§ Figure contents as structured data

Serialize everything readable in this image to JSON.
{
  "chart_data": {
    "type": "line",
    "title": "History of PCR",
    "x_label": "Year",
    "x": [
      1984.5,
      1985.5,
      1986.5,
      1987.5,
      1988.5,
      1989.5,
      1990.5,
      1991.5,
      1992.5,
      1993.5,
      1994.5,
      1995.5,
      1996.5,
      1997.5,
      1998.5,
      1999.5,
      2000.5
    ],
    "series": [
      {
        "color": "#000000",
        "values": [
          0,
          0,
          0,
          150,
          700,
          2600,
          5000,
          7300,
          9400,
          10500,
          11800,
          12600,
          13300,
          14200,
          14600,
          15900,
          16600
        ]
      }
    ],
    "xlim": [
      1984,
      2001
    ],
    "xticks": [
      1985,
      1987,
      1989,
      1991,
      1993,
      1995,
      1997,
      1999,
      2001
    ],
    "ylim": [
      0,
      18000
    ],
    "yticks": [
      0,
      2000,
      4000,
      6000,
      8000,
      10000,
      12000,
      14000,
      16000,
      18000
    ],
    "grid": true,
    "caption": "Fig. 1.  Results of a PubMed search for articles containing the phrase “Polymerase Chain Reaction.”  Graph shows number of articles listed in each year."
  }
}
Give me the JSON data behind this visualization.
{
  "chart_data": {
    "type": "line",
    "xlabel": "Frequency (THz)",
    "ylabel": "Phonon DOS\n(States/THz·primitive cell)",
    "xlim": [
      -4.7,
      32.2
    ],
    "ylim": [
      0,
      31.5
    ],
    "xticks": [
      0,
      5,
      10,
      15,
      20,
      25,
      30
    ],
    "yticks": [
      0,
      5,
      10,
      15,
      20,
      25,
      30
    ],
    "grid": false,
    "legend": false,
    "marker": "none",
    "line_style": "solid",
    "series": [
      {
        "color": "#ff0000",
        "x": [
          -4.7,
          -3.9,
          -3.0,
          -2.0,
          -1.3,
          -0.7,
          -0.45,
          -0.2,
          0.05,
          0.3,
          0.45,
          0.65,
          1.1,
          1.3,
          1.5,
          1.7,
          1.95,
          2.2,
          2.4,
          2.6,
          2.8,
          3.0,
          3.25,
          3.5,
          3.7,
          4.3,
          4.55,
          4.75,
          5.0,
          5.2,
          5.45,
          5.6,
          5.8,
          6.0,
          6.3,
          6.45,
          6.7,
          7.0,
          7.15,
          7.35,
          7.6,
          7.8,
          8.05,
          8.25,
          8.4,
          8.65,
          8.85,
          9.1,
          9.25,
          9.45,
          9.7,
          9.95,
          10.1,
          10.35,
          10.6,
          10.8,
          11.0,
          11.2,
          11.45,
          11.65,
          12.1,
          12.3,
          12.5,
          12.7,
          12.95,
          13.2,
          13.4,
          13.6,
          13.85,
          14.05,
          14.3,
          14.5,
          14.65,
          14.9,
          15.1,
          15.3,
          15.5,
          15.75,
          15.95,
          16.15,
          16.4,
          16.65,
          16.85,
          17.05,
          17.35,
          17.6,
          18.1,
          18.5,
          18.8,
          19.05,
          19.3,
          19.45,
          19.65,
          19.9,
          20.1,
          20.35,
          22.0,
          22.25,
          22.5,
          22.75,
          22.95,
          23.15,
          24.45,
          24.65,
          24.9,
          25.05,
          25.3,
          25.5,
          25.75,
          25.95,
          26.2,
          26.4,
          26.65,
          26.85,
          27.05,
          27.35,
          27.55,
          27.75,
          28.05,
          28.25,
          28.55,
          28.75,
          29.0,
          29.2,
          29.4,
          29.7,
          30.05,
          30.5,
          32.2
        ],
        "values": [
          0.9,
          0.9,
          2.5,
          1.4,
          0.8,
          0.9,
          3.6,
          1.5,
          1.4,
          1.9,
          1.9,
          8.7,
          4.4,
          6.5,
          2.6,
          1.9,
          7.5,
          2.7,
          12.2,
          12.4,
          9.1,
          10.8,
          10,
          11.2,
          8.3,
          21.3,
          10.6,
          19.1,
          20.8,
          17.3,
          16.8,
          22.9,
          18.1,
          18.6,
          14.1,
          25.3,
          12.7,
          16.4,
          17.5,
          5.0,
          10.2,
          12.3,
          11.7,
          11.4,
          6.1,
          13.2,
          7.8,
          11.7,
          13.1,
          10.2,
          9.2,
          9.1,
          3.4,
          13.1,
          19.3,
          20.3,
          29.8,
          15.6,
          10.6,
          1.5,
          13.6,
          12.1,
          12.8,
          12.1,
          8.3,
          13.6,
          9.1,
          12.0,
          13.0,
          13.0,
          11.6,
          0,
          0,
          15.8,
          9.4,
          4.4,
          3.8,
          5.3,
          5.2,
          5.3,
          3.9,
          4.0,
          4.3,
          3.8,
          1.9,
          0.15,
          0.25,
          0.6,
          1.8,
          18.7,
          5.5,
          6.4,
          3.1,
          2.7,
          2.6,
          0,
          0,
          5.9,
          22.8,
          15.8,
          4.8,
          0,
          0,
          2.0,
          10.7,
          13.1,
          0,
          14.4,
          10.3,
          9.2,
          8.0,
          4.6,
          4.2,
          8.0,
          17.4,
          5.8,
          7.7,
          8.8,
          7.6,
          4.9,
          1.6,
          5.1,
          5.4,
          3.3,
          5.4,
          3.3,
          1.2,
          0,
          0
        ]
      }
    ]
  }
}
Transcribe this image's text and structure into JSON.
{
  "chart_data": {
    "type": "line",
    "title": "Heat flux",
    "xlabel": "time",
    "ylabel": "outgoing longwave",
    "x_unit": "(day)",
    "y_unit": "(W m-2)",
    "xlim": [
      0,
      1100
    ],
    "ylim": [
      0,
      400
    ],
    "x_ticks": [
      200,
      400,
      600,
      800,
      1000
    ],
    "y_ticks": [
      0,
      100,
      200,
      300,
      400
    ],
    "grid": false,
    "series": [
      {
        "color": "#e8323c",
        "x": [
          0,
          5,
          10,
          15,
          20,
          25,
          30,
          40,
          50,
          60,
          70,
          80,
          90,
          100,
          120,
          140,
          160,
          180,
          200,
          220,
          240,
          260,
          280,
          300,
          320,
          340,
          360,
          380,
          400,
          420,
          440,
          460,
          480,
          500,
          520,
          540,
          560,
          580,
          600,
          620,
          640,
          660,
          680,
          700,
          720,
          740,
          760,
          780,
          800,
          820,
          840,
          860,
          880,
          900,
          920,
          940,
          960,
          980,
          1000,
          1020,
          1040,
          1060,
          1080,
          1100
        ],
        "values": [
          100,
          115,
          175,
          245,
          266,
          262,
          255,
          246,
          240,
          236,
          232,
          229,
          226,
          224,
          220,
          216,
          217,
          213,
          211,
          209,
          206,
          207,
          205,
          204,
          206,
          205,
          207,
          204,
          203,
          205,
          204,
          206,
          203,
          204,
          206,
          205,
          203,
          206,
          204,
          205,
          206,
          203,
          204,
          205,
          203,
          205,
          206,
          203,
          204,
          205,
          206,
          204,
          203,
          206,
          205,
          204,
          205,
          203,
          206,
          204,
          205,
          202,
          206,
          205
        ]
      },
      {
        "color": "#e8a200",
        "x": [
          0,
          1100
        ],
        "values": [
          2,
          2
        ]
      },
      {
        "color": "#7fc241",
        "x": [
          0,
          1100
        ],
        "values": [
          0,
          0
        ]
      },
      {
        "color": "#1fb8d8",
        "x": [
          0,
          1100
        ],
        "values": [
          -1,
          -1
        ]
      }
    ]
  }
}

§ Problem
Your task is to transcribe the material exactly.

§ In response
Serialize everything readable in this image to JSON.
{
  "chart_data": {
    "type": "line",
    "title": "History of PCR",
    "x_label": "Year",
    "x": [
      1984.5,
      1985.5,
      1986.5,
      1987.5,
      1988.5,
      1989.5,
      1990.5,
      1991.5,
      1992.5,
      1993.5,
      1994.5,
      1995.5,
      1996.5,
      1997.5,
      1998.5,
      1999.5,
      2000.5
    ],
    "series": [
      {
        "color": "#000000",
        "values": [
          0,
          0,
          0,
          150,
          700,
          2600,
          5000,
          7300,
          9400,
          10500,
          11800,
          12600,
          13300,
          14200,
          14600,
          15900,
          16600
        ]
      }
    ],
    "xlim": [
      1984,
      2001
    ],
    "xticks": [
      1985,
      1987,
      1989,
      1991,
      1993,
      1995,
      1997,
      1999,
      2001
    ],
    "ylim": [
      0,
      18000
    ],
    "yticks": [
      0,
      2000,
      4000,
      6000,
      8000,
      10000,
      12000,
      14000,
      16000,
      18000
    ],
    "grid": true,
    "caption": "Fig. 1.  Results of a PubMed search for articles containing the phrase “Polymerase Chain Reaction.”  Graph shows number of articles listed in each year."
  }
}
Give me the JSON data behind this visualization.
{
  "chart_data": {
    "type": "line",
    "xlabel": "Frequency (THz)",
    "ylabel": "Phonon DOS\n(States/THz·primitive cell)",
    "xlim": [
      -4.7,
      32.2
    ],
    "ylim": [
      0,
      31.5
    ],
    "xticks": [
      0,
      5,
      10,
      15,
      20,
      25,
      30
    ],
    "yticks": [
      0,
      5,
      10,
      15,
      20,
      25,
      30
    ],
    "grid": false,
    "legend": false,
    "marker": "none",
    "line_style": "solid",
    "series": [
      {
        "color": "#ff0000",
        "x": [
          -4.7,
          -3.9,
          -3.0,
          -2.0,
          -1.3,
          -0.7,
          -0.45,
          -0.2,
          0.05,
          0.3,
          0.45,
          0.65,
          1.1,
          1.3,
          1.5,
          1.7,
          1.95,
          2.2,
          2.4,
          2.6,
          2.8,
          3.0,
          3.25,
          3.5,
          3.7,
          4.3,
          4.55,
          4.75,
          5.0,
          5.2,
          5.45,
          5.6,
          5.8,
          6.0,
          6.3,
          6.45,
          6.7,
          7.0,
          7.15,
          7.35,
          7.6,
          7.8,
          8.05,
          8.25,
          8.4,
          8.65,
          8.85,
          9.1,
          9.25,
          9.45,
          9.7,
          9.95,
          10.1,
          10.35,
          10.6,
          10.8,
          11.0,
          11.2,
          11.45,
          11.65,
          12.1,
          12.3,
          12.5,
          12.7,
          12.95,
          13.2,
          13.4,
          13.6,
          13.85,
          14.05,
          14.3,
          14.5,
          14.65,
          14.9,
          15.1,
          15.3,
          15.5,
          15.75,
          15.95,
          16.15,
          16.4,
          16.65,
          16.85,
          17.05,
          17.35,
          17.6,
          18.1,
          18.5,
          18.8,
          19.05,
          19.3,
          19.45,
          19.65,
          19.9,
          20.1,
          20.35,
          22.0,
          22.25,
          22.5,
          22.75,
          22.95,
          23.15,
          24.45,
          24.65,
          24.9,
          25.05,
          25.3,
          25.5,
          25.75,
          25.95,
          26.2,
          26.4,
          26.65,
          26.85,
          27.05,
          27.35,
          27.55,
          27.75,
          28.05,
          28.25,
          28.55,
          28.75,
          29.0,
          29.2,
          29.4,
          29.7,
          30.05,
          30.5,
          32.2
        ],
        "values": [
          0.9,
          0.9,
          2.5,
          1.4,
          0.8,
          0.9,
          3.6,
          1.5,
          1.4,
          1.9,
          1.9,
          8.7,
          4.4,
          6.5,
          2.6,
          1.9,
          7.5,
          2.7,
          12.2,
          12.4,
          9.1,
          10.8,
          10,
          11.2,
          8.3,
          21.3,
          10.6,
          19.1,
          20.8,
          17.3,
          16.8,
          22.9,
          18.1,
          18.6,
          14.1,
          25.3,
          12.7,
          16.4,
          17.5,
          5.0,
          10.2,
          12.3,
          11.7,
          11.4,
          6.1,
          13.2,
          7.8,
          11.7,
          13.1,
          10.2,
          9.2,
          9.1,
          3.4,
          13.1,
          19.3,
          20.3,
          29.8,
          15.6,
          10.6,
          1.5,
          13.6,
          12.1,
          12.8,
          12.1,
          8.3,
          13.6,
          9.1,
          12.0,
          13.0,
          13.0,
          11.6,
          0,
          0,
          15.8,
          9.4,
          4.4,
          3.8,
          5.3,
          5.2,
          5.3,
          3.9,
          4.0,
          4.3,
          3.8,
          1.9,
          0.15,
          0.25,
          0.6,
          1.8,
          18.7,
          5.5,
          6.4,
          3.1,
          2.7,
          2.6,
          0,
          0,
          5.9,
          22.8,
          15.8,
          4.8,
          0,
          0,
          2.0,
          10.7,
          13.1,
          0,
          14.4,
          10.3,
          9.2,
          8.0,
          4.6,
          4.2,
          8.0,
          17.4,
          5.8,
          7.7,
          8.8,
          7.6,
          4.9,
          1.6,
          5.1,
          5.4,
          3.3,
          5.4,
          3.3,
          1.2,
          0,
          0
        ]
      }
    ]
  }
}
Transcribe this image's text and structure into JSON.
{
  "chart_data": {
    "type": "line",
    "title": "Heat flux",
    "xlabel": "time",
    "ylabel": "outgoing longwave",
    "x_unit": "(day)",
    "y_unit": "(W m-2)",
    "xlim": [
      0,
      1100
    ],
    "ylim": [
      0,
      400
    ],
    "x_ticks": [
      200,
      400,
      600,
      800,
      1000
    ],
    "y_ticks": [
      0,
      100,
      200,
      300,
      400
    ],
    "grid": false,
    "series": [
      {
        "color": "#e8323c",
        "x": [
          0,
          5,
          10,
          15,
          20,
          25,
          30,
          40,
          50,
          60,
          70,
          80,
          90,
          100,
          120,
          140,
          160,
          180,
          200,
          220,
          240,
          260,
          280,
          300,
          320,
          340,
          360,
          380,
          400,
          420,
          440,
          460,
          480,
          500,
          520,
          540,
          560,
          580,
          600,
          620,
          640,
          660,
          680,
          700,
          720,
          740,
          760,
          780,
          800,
          820,
          840,
          860,
          880,
          900,
          920,
          940,
          960,
          980,
          1000,
          1020,
          1040,
          1060,
          1080,
          1100
        ],
        "values": [
          100,
          115,
          175,
          245,
          266,
          262,
          255,
          246,
          240,
          236,
          232,
          229,
          226,
          224,
          220,
          216,
          217,
          213,
          211,
          209,
          206,
          207,
          205,
          204,
          206,
          205,
          207,
          204,
          203,
          205,
          204,
          206,
          203,
          204,
          206,
          205,
          203,
          206,
          204,
          205,
          206,
          203,
          204,
          205,
          203,
          205,
          206,
          203,
          204,
          205,
          206,
          204,
          203,
          206,
          205,
          204,
          205,
          203,
          206,
          204,
          205,
          202,
          206,
          205
        ]
      },
      {
        "color": "#e8a200",
        "x": [
          0,
          1100
        ],
        "values": [
          2,
          2
        ]
      },
      {
        "color": "#7fc241",
        "x": [
          0,
          1100
        ],
        "values": [
          0,
          0
        ]
      },
      {
        "color": "#1fb8d8",
        "x": [
          0,
          1100
        ],
        "values": [
          -1,
          -1
        ]
      }
    ]
  }
}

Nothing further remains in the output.